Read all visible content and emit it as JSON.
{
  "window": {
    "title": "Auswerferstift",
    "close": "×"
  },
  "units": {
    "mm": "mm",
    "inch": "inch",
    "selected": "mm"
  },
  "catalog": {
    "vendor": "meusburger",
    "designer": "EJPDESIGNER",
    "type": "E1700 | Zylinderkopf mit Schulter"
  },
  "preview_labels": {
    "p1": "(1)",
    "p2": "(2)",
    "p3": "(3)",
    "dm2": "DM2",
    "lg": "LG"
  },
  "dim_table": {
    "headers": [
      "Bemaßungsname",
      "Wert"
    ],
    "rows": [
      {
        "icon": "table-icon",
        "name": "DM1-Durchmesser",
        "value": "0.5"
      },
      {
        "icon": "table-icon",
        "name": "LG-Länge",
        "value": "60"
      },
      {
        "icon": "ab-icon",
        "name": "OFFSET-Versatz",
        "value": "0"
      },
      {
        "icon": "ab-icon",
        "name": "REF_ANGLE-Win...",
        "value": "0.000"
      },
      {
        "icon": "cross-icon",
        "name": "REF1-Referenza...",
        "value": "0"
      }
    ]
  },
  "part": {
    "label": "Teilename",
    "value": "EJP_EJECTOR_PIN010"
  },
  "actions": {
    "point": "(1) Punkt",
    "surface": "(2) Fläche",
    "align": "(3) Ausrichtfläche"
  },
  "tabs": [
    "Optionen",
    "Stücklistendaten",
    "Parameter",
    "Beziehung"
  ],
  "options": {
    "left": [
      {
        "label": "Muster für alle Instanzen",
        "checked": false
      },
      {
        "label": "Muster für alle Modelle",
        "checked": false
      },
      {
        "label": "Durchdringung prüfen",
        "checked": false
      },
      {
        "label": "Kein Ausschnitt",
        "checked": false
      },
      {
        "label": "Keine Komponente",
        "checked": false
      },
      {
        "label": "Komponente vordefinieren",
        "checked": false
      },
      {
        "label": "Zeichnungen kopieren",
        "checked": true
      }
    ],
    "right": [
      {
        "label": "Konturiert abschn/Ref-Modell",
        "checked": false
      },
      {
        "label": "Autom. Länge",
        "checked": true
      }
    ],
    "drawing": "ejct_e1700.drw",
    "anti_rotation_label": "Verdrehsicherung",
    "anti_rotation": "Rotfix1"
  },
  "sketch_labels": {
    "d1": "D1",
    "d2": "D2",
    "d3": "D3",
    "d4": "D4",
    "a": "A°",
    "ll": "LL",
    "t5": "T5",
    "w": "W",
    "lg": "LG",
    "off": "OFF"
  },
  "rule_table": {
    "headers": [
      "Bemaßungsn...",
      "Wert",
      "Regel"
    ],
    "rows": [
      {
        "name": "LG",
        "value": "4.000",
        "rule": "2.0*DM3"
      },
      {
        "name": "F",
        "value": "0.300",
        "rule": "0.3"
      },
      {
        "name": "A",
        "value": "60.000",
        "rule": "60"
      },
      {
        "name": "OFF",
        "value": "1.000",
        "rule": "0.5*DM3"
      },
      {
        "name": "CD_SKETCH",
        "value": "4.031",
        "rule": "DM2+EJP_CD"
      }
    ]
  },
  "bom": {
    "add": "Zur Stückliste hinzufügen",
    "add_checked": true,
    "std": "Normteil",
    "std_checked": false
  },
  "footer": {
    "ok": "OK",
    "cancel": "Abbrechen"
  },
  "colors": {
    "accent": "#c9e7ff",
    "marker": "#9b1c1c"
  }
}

Task statement →
Write out every line exactly as it stands.

Final answer →
Read all visible content and emit it as JSON.
{
  "window": {
    "title": "Auswerferstift",
    "close": "×"
  },
  "units": {
    "mm": "mm",
    "inch": "inch",
    "selected": "mm"
  },
  "catalog": {
    "vendor": "meusburger",
    "designer": "EJPDESIGNER",
    "type": "E1700 | Zylinderkopf mit Schulter"
  },
  "preview_labels": {
    "p1": "(1)",
    "p2": "(2)",
    "p3": "(3)",
    "dm2": "DM2",
    "lg": "LG"
  },
  "dim_table": {
    "headers": [
      "Bemaßungsname",
      "Wert"
    ],
    "rows": [
      {
        "icon": "table-icon",
        "name": "DM1-Durchmesser",
        "value": "0.5"
      },
      {
        "icon": "table-icon",
        "name": "LG-Länge",
        "value": "60"
      },
      {
        "icon": "ab-icon",
        "name": "OFFSET-Versatz",
        "value": "0"
      },
      {
        "icon": "ab-icon",
        "name": "REF_ANGLE-Win...",
        "value": "0.000"
      },
      {
        "icon": "cross-icon",
        "name": "REF1-Referenza...",
        "value": "0"
      }
    ]
  },
  "part": {
    "label": "Teilename",
    "value": "EJP_EJECTOR_PIN010"
  },
  "actions": {
    "point": "(1) Punkt",
    "surface": "(2) Fläche",
    "align": "(3) Ausrichtfläche"
  },
  "tabs": [
    "Optionen",
    "Stücklistendaten",
    "Parameter",
    "Beziehung"
  ],
  "options": {
    "left": [
      {
        "label": "Muster für alle Instanzen",
        "checked": false
      },
      {
        "label": "Muster für alle Modelle",
        "checked": false
      },
      {
        "label": "Durchdringung prüfen",
        "checked": false
      },
      {
        "label": "Kein Ausschnitt",
        "checked": false
      },
      {
        "label": "Keine Komponente",
        "checked": false
      },
      {
        "label": "Komponente vordefinieren",
        "checked": false
      },
      {
        "label": "Zeichnungen kopieren",
        "checked": true
      }
    ],
    "right": [
      {
        "label": "Konturiert abschn/Ref-Modell",
        "checked": false
      },
      {
        "label": "Autom. Länge",
        "checked": true
      }
    ],
    "drawing": "ejct_e1700.drw",
    "anti_rotation_label": "Verdrehsicherung",
    "anti_rotation": "Rotfix1"
  },
  "sketch_labels": {
    "d1": "D1",
    "d2": "D2",
    "d3": "D3",
    "d4": "D4",
    "a": "A°",
    "ll": "LL",
    "t5": "T5",
    "w": "W",
    "lg": "LG",
    "off": "OFF"
  },
  "rule_table": {
    "headers": [
      "Bemaßungsn...",
      "Wert",
      "Regel"
    ],
    "rows": [
      {
        "name": "LG",
        "value": "4.000",
        "rule": "2.0*DM3"
      },
      {
        "name": "F",
        "value": "0.300",
        "rule": "0.3"
      },
      {
        "name": "A",
        "value": "60.000",
        "rule": "60"
      },
      {
        "name": "OFF",
        "value": "1.000",
        "rule": "0.5*DM3"
      },
      {
        "name": "CD_SKETCH",
        "value": "4.031",
        "rule": "DM2+EJP_CD"
      }
    ]
  },
  "bom": {
    "add": "Zur Stückliste hinzufügen",
    "add_checked": true,
    "std": "Normteil",
    "std_checked": false
  },
  "footer": {
    "ok": "OK",
    "cancel": "Abbrechen"
  },
  "colors": {
    "accent": "#c9e7ff",
    "marker": "#9b1c1c"
  }
}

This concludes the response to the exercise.